[Records from a collection of figures]
━━━
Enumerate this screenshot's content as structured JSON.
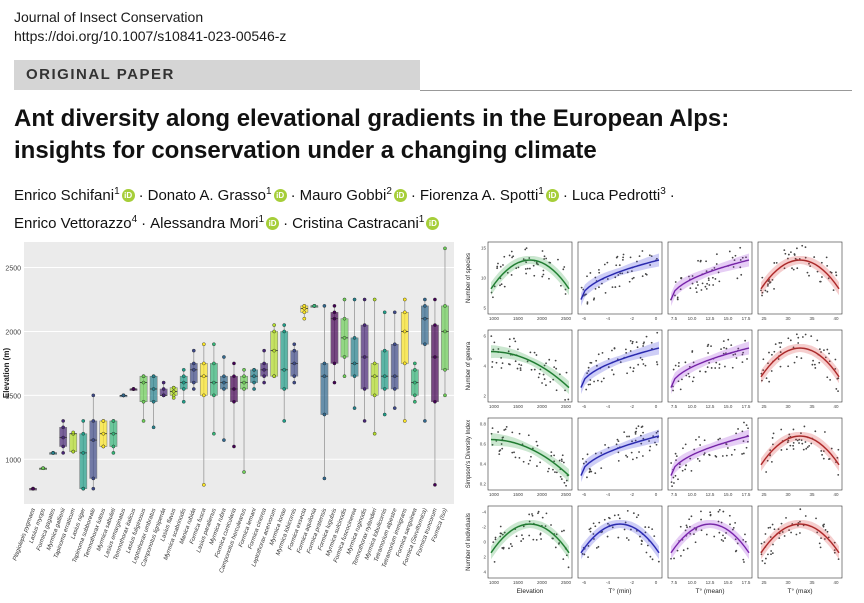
{
  "header": {
    "journal": "Journal of Insect Conservation",
    "doi": "https://doi.org/10.1007/s10841-023-00546-z"
  },
  "banner": {
    "label": "ORIGINAL PAPER"
  },
  "paper": {
    "title_line1": "Ant diversity along elevational gradients in the European Alps:",
    "title_line2": "insights for conservation under a changing climate"
  },
  "authors": [
    {
      "name": "Enrico Schifani",
      "aff": "1",
      "orcid": true
    },
    {
      "name": "Donato A. Grasso",
      "aff": "1",
      "orcid": true
    },
    {
      "name": "Mauro Gobbi",
      "aff": "2",
      "orcid": true
    },
    {
      "name": "Fiorenza A. Spotti",
      "aff": "1",
      "orcid": true
    },
    {
      "name": "Luca Pedrotti",
      "aff": "3",
      "orcid": false
    },
    {
      "name": "Enrico Vettorazzo",
      "aff": "4",
      "orcid": false
    },
    {
      "name": "Alessandra Mori",
      "aff": "1",
      "orcid": true
    },
    {
      "name": "Cristina Castracani",
      "aff": "1",
      "orcid": true
    }
  ],
  "colors": {
    "orcid": "#a6ce39",
    "panel_bg": "#ebebeb",
    "banner_bg": "#d5d5d5"
  },
  "chart_data": [
    {
      "type": "box",
      "ylabel": "Elevation (m)",
      "ylim": [
        650,
        2700
      ],
      "yticks": [
        1000,
        1500,
        2000,
        2500
      ],
      "categories": [
        "Plagiolepis pygmaea",
        "Lasius myops",
        "Formica gagates",
        "Myrmica gallienii",
        "Tapinoma erraticum",
        "Lasius niger",
        "Tapinoma subboreale",
        "Temnothorax luteus",
        "Myrmica sabuleti",
        "Lasius emarginatus",
        "Temnothorax italicus",
        "Lasius fuliginosus",
        "Leptothorax umbratus",
        "Camponotus ligniperda",
        "Lasius flavus",
        "Myrmica scabrinodis",
        "Manica rubida",
        "Formica fusca",
        "Lasius paralienus",
        "Myrmica rubra",
        "Formica cunicularia",
        "Camponotus herculeanus",
        "Formica lemani",
        "Formica cinerea",
        "Leptothorax acervorum",
        "Myrmica lonae",
        "Myrmica lobicornis",
        "Formica exsecta",
        "Formica aquilonia",
        "Formica pratensis",
        "Formica lugubris",
        "Myrmica sulcinodis",
        "Formica fuscocinerea",
        "Myrmica ruginodis",
        "Temnothorax nylanderi",
        "Myrmica lobulicornis",
        "Tetramorium alpestre",
        "Tetramorium immigrans",
        "Formica sanguinea",
        "Formica (Serviformica)",
        "Formica truncorum",
        "Formica (Iso)"
      ],
      "series": [
        {
          "name": "Plagiolepis pygmaea",
          "min": 770,
          "q1": 770,
          "median": 770,
          "q3": 770,
          "max": 770
        },
        {
          "name": "Lasius myops",
          "min": 930,
          "q1": 930,
          "median": 930,
          "q3": 930,
          "max": 930
        },
        {
          "name": "Formica gagates",
          "min": 1050,
          "q1": 1050,
          "median": 1050,
          "q3": 1050,
          "max": 1050
        },
        {
          "name": "Myrmica gallienii",
          "min": 1050,
          "q1": 1100,
          "median": 1170,
          "q3": 1250,
          "max": 1300
        },
        {
          "name": "Tapinoma erraticum",
          "min": 1060,
          "q1": 1060,
          "median": 1200,
          "q3": 1200,
          "max": 1210
        },
        {
          "name": "Lasius niger",
          "min": 770,
          "q1": 770,
          "median": 1050,
          "q3": 1200,
          "max": 1300
        },
        {
          "name": "Tapinoma subboreale",
          "min": 770,
          "q1": 850,
          "median": 1150,
          "q3": 1300,
          "max": 1500
        },
        {
          "name": "Temnothorax luteus",
          "min": 1100,
          "q1": 1100,
          "median": 1200,
          "q3": 1300,
          "max": 1300
        },
        {
          "name": "Myrmica sabuleti",
          "min": 1050,
          "q1": 1100,
          "median": 1200,
          "q3": 1300,
          "max": 1300
        },
        {
          "name": "Lasius emarginatus",
          "min": 1500,
          "q1": 1500,
          "median": 1500,
          "q3": 1500,
          "max": 1500
        },
        {
          "name": "Temnothorax italicus",
          "min": 1550,
          "q1": 1550,
          "median": 1550,
          "q3": 1550,
          "max": 1550
        },
        {
          "name": "Lasius fuliginosus",
          "min": 1300,
          "q1": 1450,
          "median": 1600,
          "q3": 1650,
          "max": 1650
        },
        {
          "name": "Leptothorax umbratus",
          "min": 1250,
          "q1": 1450,
          "median": 1550,
          "q3": 1650,
          "max": 1650
        },
        {
          "name": "Camponotus ligniperda",
          "min": 1500,
          "q1": 1500,
          "median": 1500,
          "q3": 1550,
          "max": 1600
        },
        {
          "name": "Lasius flavus",
          "min": 1480,
          "q1": 1500,
          "median": 1530,
          "q3": 1560,
          "max": 1560
        },
        {
          "name": "Myrmica scabrinodis",
          "min": 1450,
          "q1": 1550,
          "median": 1600,
          "q3": 1650,
          "max": 1700
        },
        {
          "name": "Manica rubida",
          "min": 1550,
          "q1": 1600,
          "median": 1700,
          "q3": 1750,
          "max": 1850
        },
        {
          "name": "Formica fusca",
          "min": 800,
          "q1": 1500,
          "median": 1650,
          "q3": 1750,
          "max": 1900
        },
        {
          "name": "Lasius paralienus",
          "min": 1200,
          "q1": 1500,
          "median": 1600,
          "q3": 1750,
          "max": 1900
        },
        {
          "name": "Myrmica rubra",
          "min": 1150,
          "q1": 1550,
          "median": 1600,
          "q3": 1650,
          "max": 1800
        },
        {
          "name": "Formica cunicularia",
          "min": 1100,
          "q1": 1450,
          "median": 1550,
          "q3": 1650,
          "max": 1750
        },
        {
          "name": "Camponotus herculeanus",
          "min": 900,
          "q1": 1550,
          "median": 1600,
          "q3": 1650,
          "max": 1700
        },
        {
          "name": "Formica lemani",
          "min": 1550,
          "q1": 1600,
          "median": 1650,
          "q3": 1700,
          "max": 1700
        },
        {
          "name": "Formica cinerea",
          "min": 1600,
          "q1": 1650,
          "median": 1700,
          "q3": 1750,
          "max": 1850
        },
        {
          "name": "Leptothorax acervorum",
          "min": 1650,
          "q1": 1650,
          "median": 1850,
          "q3": 2000,
          "max": 2050
        },
        {
          "name": "Myrmica lonae",
          "min": 1300,
          "q1": 1550,
          "median": 1700,
          "q3": 2000,
          "max": 2050
        },
        {
          "name": "Myrmica lobicornis",
          "min": 1600,
          "q1": 1650,
          "median": 1750,
          "q3": 1850,
          "max": 1900
        },
        {
          "name": "Formica exsecta",
          "min": 2100,
          "q1": 2150,
          "median": 2180,
          "q3": 2200,
          "max": 2200
        },
        {
          "name": "Formica aquilonia",
          "min": 2200,
          "q1": 2200,
          "median": 2200,
          "q3": 2200,
          "max": 2200
        },
        {
          "name": "Formica pratensis",
          "min": 850,
          "q1": 1350,
          "median": 1650,
          "q3": 1750,
          "max": 2200
        },
        {
          "name": "Formica lugubris",
          "min": 1600,
          "q1": 1750,
          "median": 2100,
          "q3": 2150,
          "max": 2200
        },
        {
          "name": "Myrmica sulcinodis",
          "min": 1650,
          "q1": 1800,
          "median": 1950,
          "q3": 2100,
          "max": 2250
        },
        {
          "name": "Formica fuscocinerea",
          "min": 1400,
          "q1": 1650,
          "median": 1750,
          "q3": 1950,
          "max": 2250
        },
        {
          "name": "Myrmica ruginodis",
          "min": 1300,
          "q1": 1550,
          "median": 1800,
          "q3": 2050,
          "max": 2250
        },
        {
          "name": "Temnothorax nylanderi",
          "min": 1200,
          "q1": 1500,
          "median": 1650,
          "q3": 1750,
          "max": 2250
        },
        {
          "name": "Myrmica lobulicornis",
          "min": 1350,
          "q1": 1550,
          "median": 1650,
          "q3": 1850,
          "max": 2150
        },
        {
          "name": "Tetramorium alpestre",
          "min": 1400,
          "q1": 1550,
          "median": 1650,
          "q3": 1900,
          "max": 2150
        },
        {
          "name": "Tetramorium immigrans",
          "min": 1300,
          "q1": 1750,
          "median": 2000,
          "q3": 2150,
          "max": 2250
        },
        {
          "name": "Formica sanguinea",
          "min": 1450,
          "q1": 1500,
          "median": 1600,
          "q3": 1700,
          "max": 1750
        },
        {
          "name": "Formica (Serviformica)",
          "min": 1300,
          "q1": 1900,
          "median": 2100,
          "q3": 2200,
          "max": 2250
        },
        {
          "name": "Formica truncorum",
          "min": 800,
          "q1": 1450,
          "median": 1800,
          "q3": 2050,
          "max": 2250
        },
        {
          "name": "Formica (Iso)",
          "min": 1500,
          "q1": 1700,
          "median": 2000,
          "q3": 2200,
          "max": 2650
        }
      ]
    },
    {
      "type": "scatter",
      "grid_rows": [
        "Number of species",
        "Number of genera",
        "Simpson's Diversity Index",
        "Number of individuals"
      ],
      "grid_cols": [
        "Elevation",
        "T° (min)",
        "T° (mean)",
        "T° (max)"
      ],
      "col_ticks": [
        [
          "1000",
          "1500",
          "2000",
          "2500"
        ],
        [
          "-6",
          "-4",
          "-2",
          "0"
        ],
        [
          "7.5",
          "10.0",
          "12.5",
          "15.0",
          "17.5"
        ],
        [
          "25",
          "30",
          "35",
          "40"
        ]
      ],
      "row_ticks": [
        [
          "5",
          "10",
          "15"
        ],
        [
          "2",
          "4",
          "6"
        ],
        [
          "0.2",
          "0.4",
          "0.6",
          "0.8"
        ],
        [
          "4",
          "2",
          "0",
          "-2",
          "-4"
        ]
      ],
      "col_colors": [
        "#2f9e44",
        "#3b3bdc",
        "#9b3bd6",
        "#d63c3c"
      ],
      "trend": [
        [
          "hump",
          "rise",
          "rise",
          "hump"
        ],
        [
          "fall",
          "rise",
          "rise",
          "hump"
        ],
        [
          "fall",
          "rise",
          "rise",
          "hump"
        ],
        [
          "hump",
          "hump",
          "hump",
          "hump"
        ]
      ]
    }
  ]
}
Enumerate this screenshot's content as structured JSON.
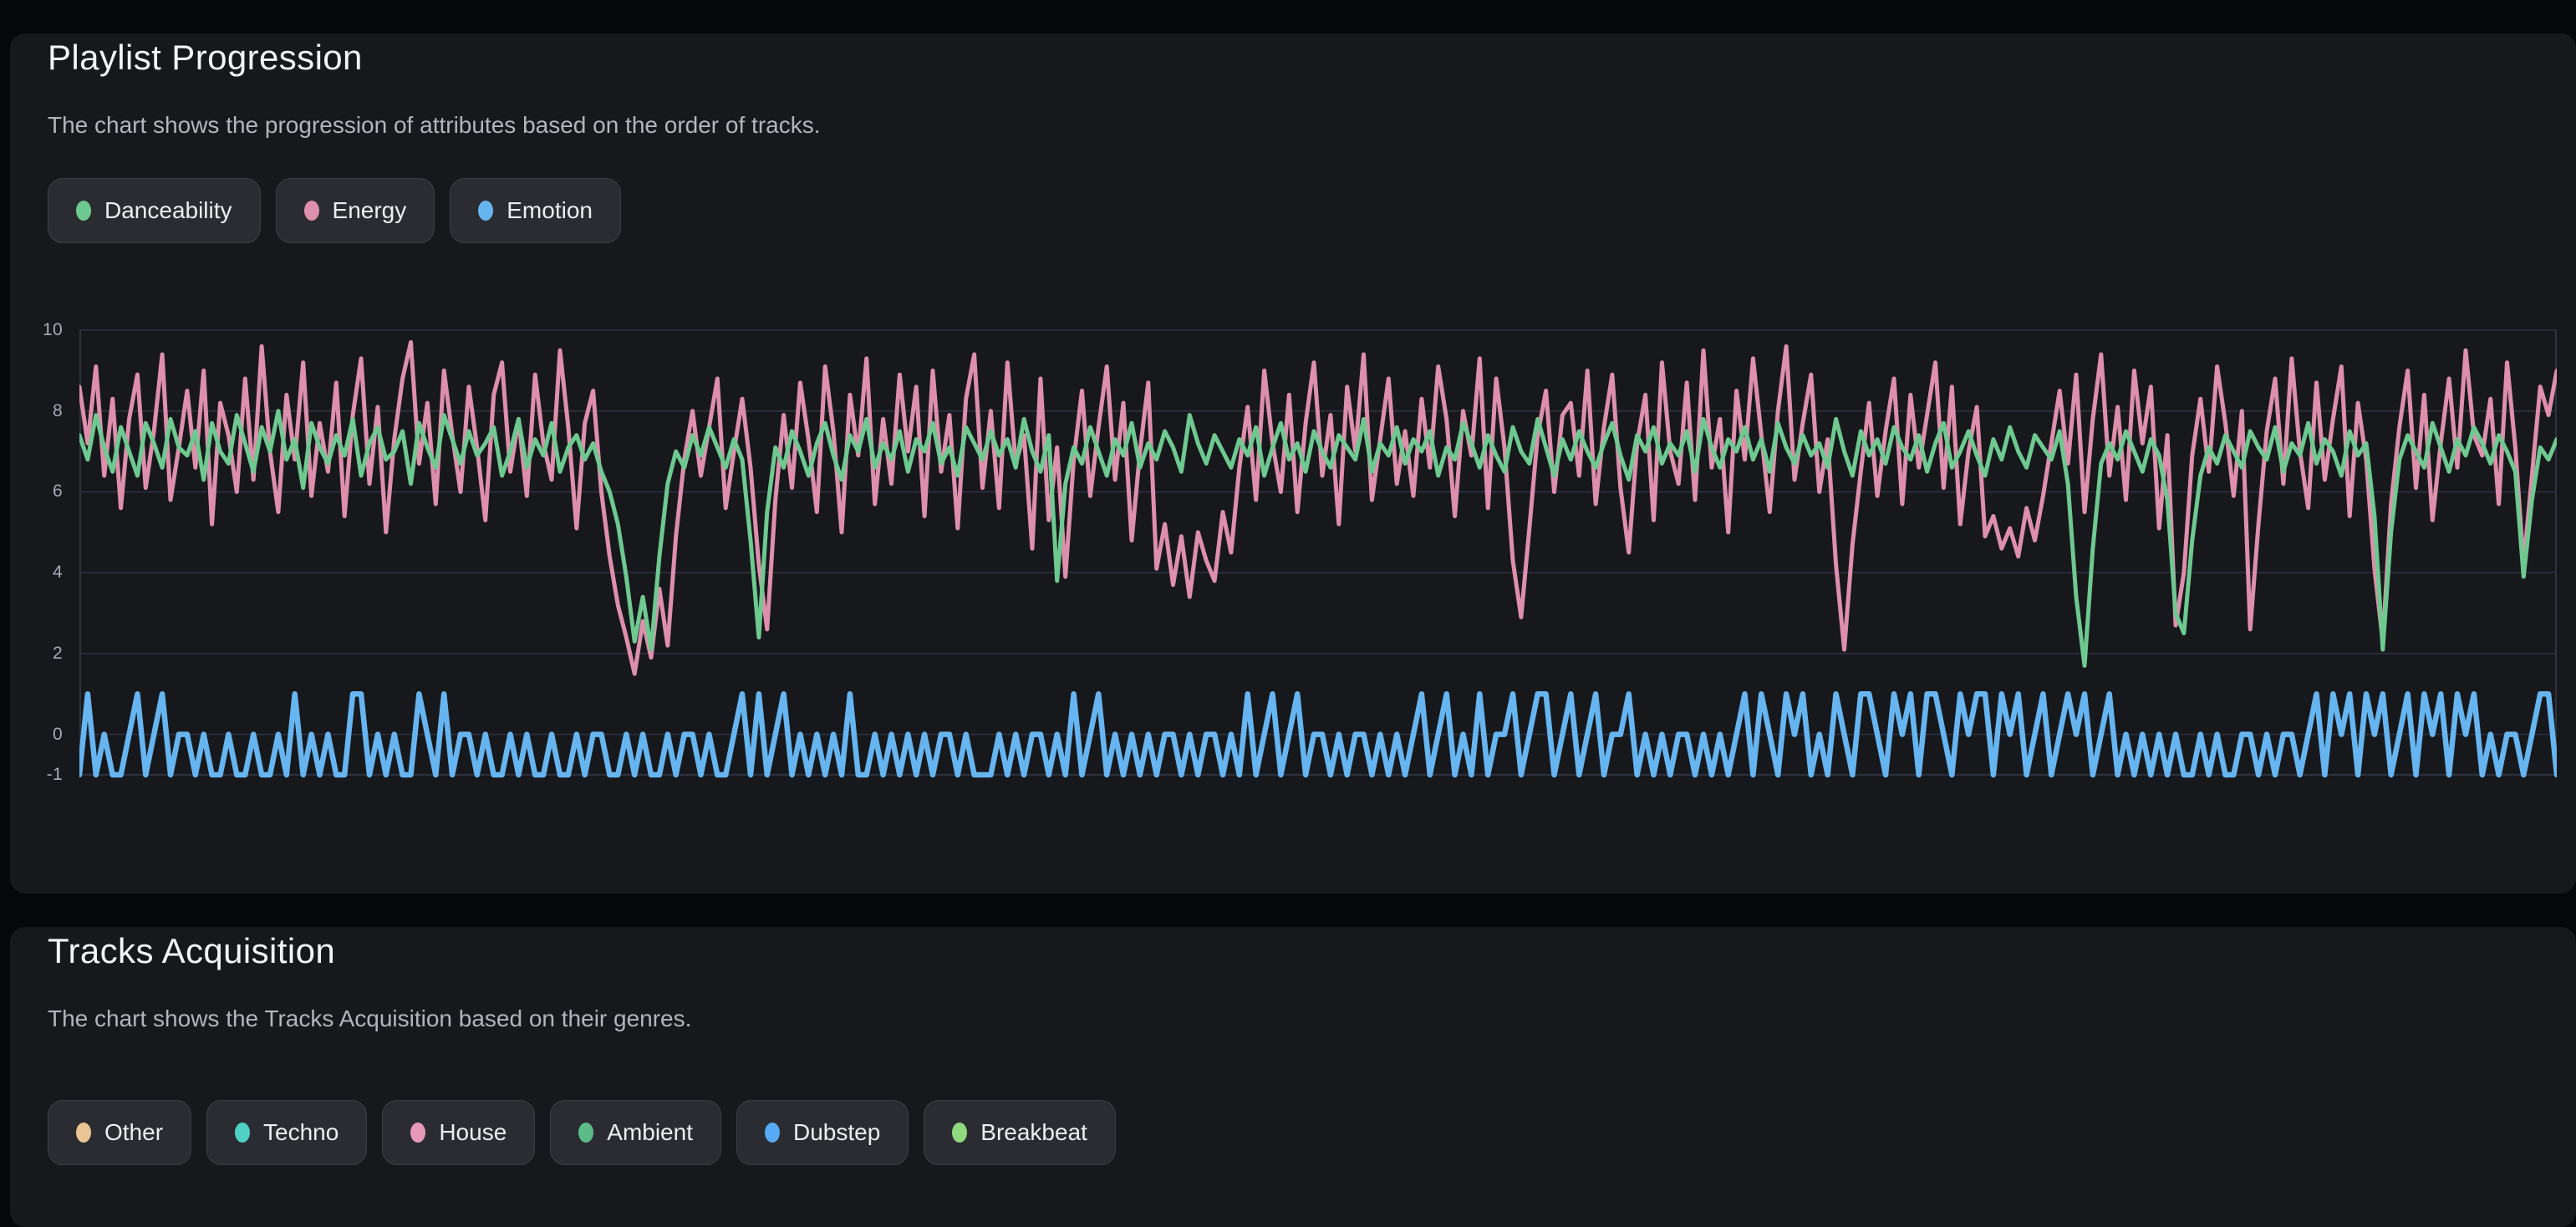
━━━
Count the lines of the data that include the string "gagates", and give only that number.

2